▶ _TO DO_: Can you turn the rows between the line holding "calendar-day[interactable]: +16 (966, 126, 993, 144)" and the line holding "calendar-day[interactable]: +2 (1020, 234, 1047, 252)", inclusive, into a numbered list with any blank lines left out?

▶ _EXERCISE INPUT_:
>> START

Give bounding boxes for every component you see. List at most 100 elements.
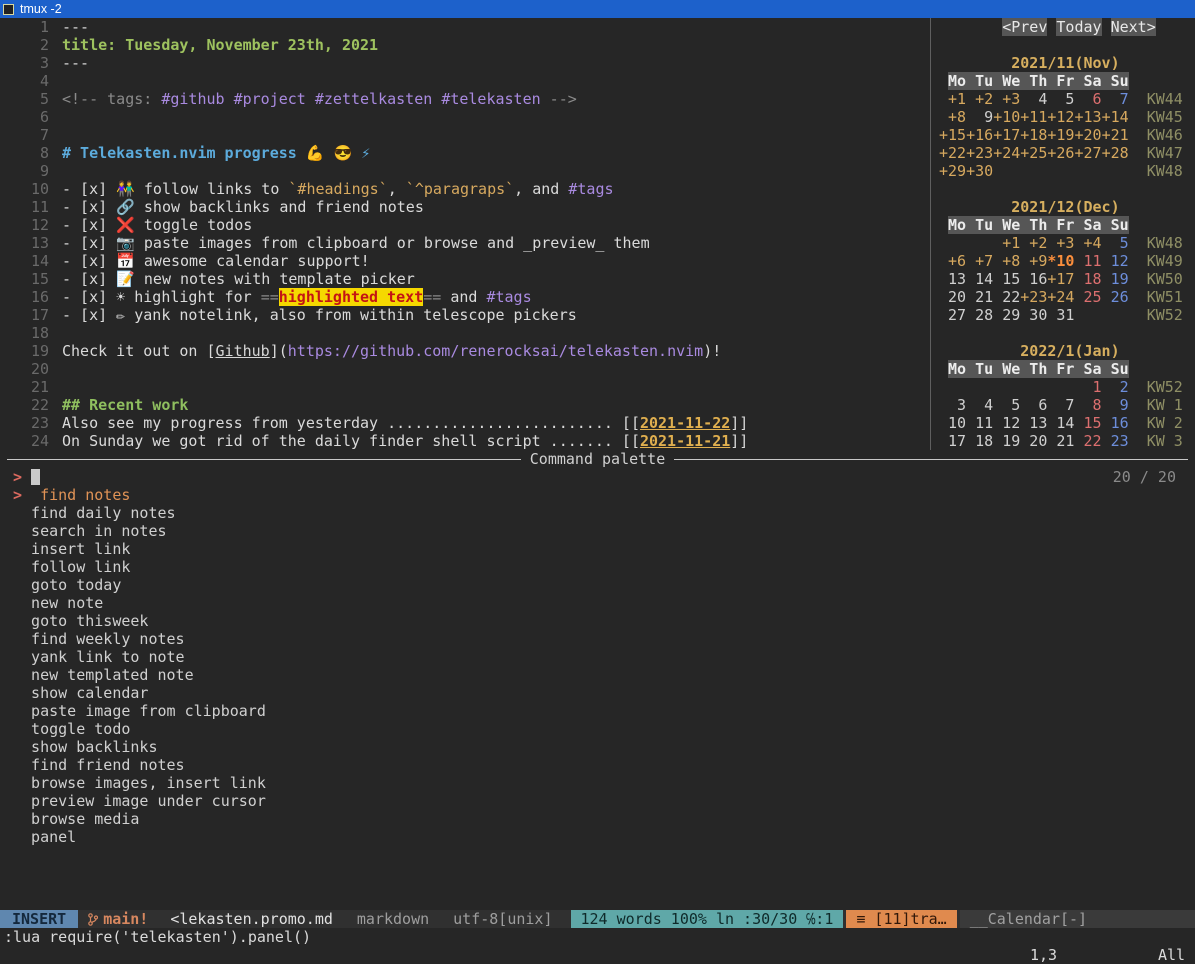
calendar-day[interactable]: +16 (966, 126, 993, 144)
calendar-day[interactable]: +7 (966, 252, 993, 270)
calendar-day[interactable]: 4 (966, 396, 993, 414)
calendar-day[interactable]: 18 (966, 432, 993, 450)
calendar-day[interactable]: +15 (939, 126, 966, 144)
palette-item[interactable]: panel (0, 828, 1195, 846)
calendar-day[interactable]: +18 (1020, 126, 1047, 144)
calendar-day[interactable]: +1 (939, 90, 966, 108)
calendar-day[interactable]: +2 (1020, 234, 1047, 252)
calendar-day[interactable]: +3 (1047, 234, 1074, 252)
cal-today-button[interactable]: Today (1056, 18, 1101, 36)
calendar-day[interactable]: +20 (1074, 126, 1101, 144)
calendar-day[interactable]: 13 (939, 270, 966, 288)
palette-item[interactable]: browse images, insert link (0, 774, 1195, 792)
cal-prev-button[interactable]: <Prev (1002, 18, 1047, 36)
cal-next-button[interactable]: Next> (1111, 18, 1156, 36)
tag-tags[interactable]: #tags (568, 180, 613, 198)
calendar-day[interactable]: 13 (1020, 414, 1047, 432)
palette-item[interactable]: goto thisweek (0, 612, 1195, 630)
tag-github[interactable]: #github (161, 90, 224, 108)
calendar-day[interactable]: +10 (993, 108, 1020, 126)
tag-zettelkasten[interactable]: #zettelkasten (315, 90, 432, 108)
calendar-day[interactable]: +17 (1047, 270, 1074, 288)
calendar-day[interactable]: +1 (993, 234, 1020, 252)
calendar-day[interactable]: +4 (1074, 234, 1101, 252)
palette-item[interactable]: show calendar (0, 684, 1195, 702)
calendar-day[interactable]: 9 (1102, 396, 1129, 414)
calendar-day[interactable]: *10 (1047, 252, 1074, 270)
calendar-day[interactable]: +27 (1074, 144, 1101, 162)
calendar-day[interactable]: +21 (1102, 126, 1129, 144)
calendar-day[interactable]: +9 (1020, 252, 1047, 270)
calendar-day[interactable]: 25 (1074, 288, 1101, 306)
calendar-day[interactable]: +13 (1074, 108, 1101, 126)
calendar-day[interactable]: 7 (1047, 396, 1074, 414)
palette-item[interactable]: search in notes (0, 522, 1195, 540)
calendar-day[interactable]: +29 (939, 162, 966, 180)
calendar-day[interactable]: 20 (1020, 432, 1047, 450)
calendar-day[interactable]: 27 (939, 306, 966, 324)
calendar-day[interactable]: +28 (1102, 144, 1129, 162)
palette-item[interactable]: > find notes (0, 486, 1195, 504)
calendar-day[interactable]: 14 (1047, 414, 1074, 432)
calendar-day[interactable]: +14 (1102, 108, 1129, 126)
calendar-day[interactable]: 16 (1102, 414, 1129, 432)
palette-item[interactable]: follow link (0, 558, 1195, 576)
palette-item[interactable]: find weekly notes (0, 630, 1195, 648)
calendar-day[interactable]: 31 (1047, 306, 1074, 324)
calendar-day[interactable]: +26 (1047, 144, 1074, 162)
calendar-day[interactable]: 17 (939, 432, 966, 450)
calendar-day[interactable]: 30 (1020, 306, 1047, 324)
calendar-day[interactable]: 23 (1102, 432, 1129, 450)
calendar-day[interactable]: +24 (993, 144, 1020, 162)
calendar-day[interactable]: 18 (1074, 270, 1101, 288)
note-link-2021-11-22[interactable]: 2021-11-22 (640, 414, 730, 432)
calendar-day[interactable]: +24 (1047, 288, 1074, 306)
calendar-day[interactable]: 8 (1074, 396, 1101, 414)
palette-item[interactable]: new templated note (0, 666, 1195, 684)
calendar-day[interactable]: 1 (1074, 378, 1101, 396)
calendar-day[interactable]: 12 (993, 414, 1020, 432)
calendar-day[interactable]: 14 (966, 270, 993, 288)
calendar-day[interactable]: +23 (1020, 288, 1047, 306)
palette-item[interactable]: toggle todo (0, 720, 1195, 738)
tag-telekasten[interactable]: #telekasten (441, 90, 540, 108)
palette-item[interactable]: paste image from clipboard (0, 702, 1195, 720)
calendar-day[interactable]: 16 (1020, 270, 1047, 288)
calendar-day[interactable]: 6 (1074, 90, 1101, 108)
calendar-day[interactable]: +25 (1020, 144, 1047, 162)
calendar-day[interactable]: +17 (993, 126, 1020, 144)
palette-prompt[interactable]: > 20 / 20 (0, 468, 1195, 486)
calendar-day[interactable]: +23 (966, 144, 993, 162)
calendar-day[interactable]: 20 (939, 288, 966, 306)
tag-tags[interactable]: #tags (486, 288, 531, 306)
calendar-day[interactable]: 4 (1020, 90, 1047, 108)
palette-item[interactable]: yank link to note (0, 648, 1195, 666)
calendar-day[interactable]: +2 (966, 90, 993, 108)
calendar-day[interactable]: 22 (1074, 432, 1101, 450)
calendar-day[interactable]: +8 (993, 252, 1020, 270)
calendar-day[interactable]: +19 (1047, 126, 1074, 144)
calendar-day[interactable]: +3 (993, 90, 1020, 108)
calendar-day[interactable]: 10 (939, 414, 966, 432)
calendar-day[interactable]: 28 (966, 306, 993, 324)
calendar-day[interactable]: 6 (1020, 396, 1047, 414)
calendar-day[interactable]: 22 (993, 288, 1020, 306)
calendar-day[interactable]: 3 (939, 396, 966, 414)
palette-item[interactable]: goto today (0, 576, 1195, 594)
calendar-day[interactable]: 15 (993, 270, 1020, 288)
calendar-day[interactable]: +12 (1047, 108, 1074, 126)
calendar-day[interactable]: 11 (966, 414, 993, 432)
calendar-day[interactable]: 9 (966, 108, 993, 126)
calendar-day[interactable]: 21 (966, 288, 993, 306)
palette-item[interactable]: find daily notes (0, 504, 1195, 522)
github-link[interactable]: Github (216, 342, 270, 360)
calendar-day[interactable]: 2 (1102, 378, 1129, 396)
calendar-day[interactable]: 19 (1102, 270, 1129, 288)
palette-item[interactable]: insert link (0, 540, 1195, 558)
calendar-day[interactable]: +6 (939, 252, 966, 270)
note-link-2021-11-21[interactable]: 2021-11-21 (640, 432, 730, 450)
palette-item[interactable]: find friend notes (0, 756, 1195, 774)
calendar-day[interactable]: 26 (1102, 288, 1129, 306)
calendar-day[interactable]: +11 (1020, 108, 1047, 126)
palette-item[interactable]: new note (0, 594, 1195, 612)
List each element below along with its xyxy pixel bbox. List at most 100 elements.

>> END

▶ _TASK RESULT_:
1. calendar-day[interactable]: +16 (966, 126, 993, 144)
2. calendar-day[interactable]: +7 (966, 252, 993, 270)
3. calendar-day[interactable]: 4 (966, 396, 993, 414)
4. calendar-day[interactable]: 18 (966, 432, 993, 450)
5. calendar-day[interactable]: +15 (939, 126, 966, 144)
6. palette-item[interactable]: panel (0, 828, 1195, 846)
7. calendar-day[interactable]: +18 (1020, 126, 1047, 144)
8. calendar-day[interactable]: +1 (939, 90, 966, 108)
9. calendar-day[interactable]: +2 (1020, 234, 1047, 252)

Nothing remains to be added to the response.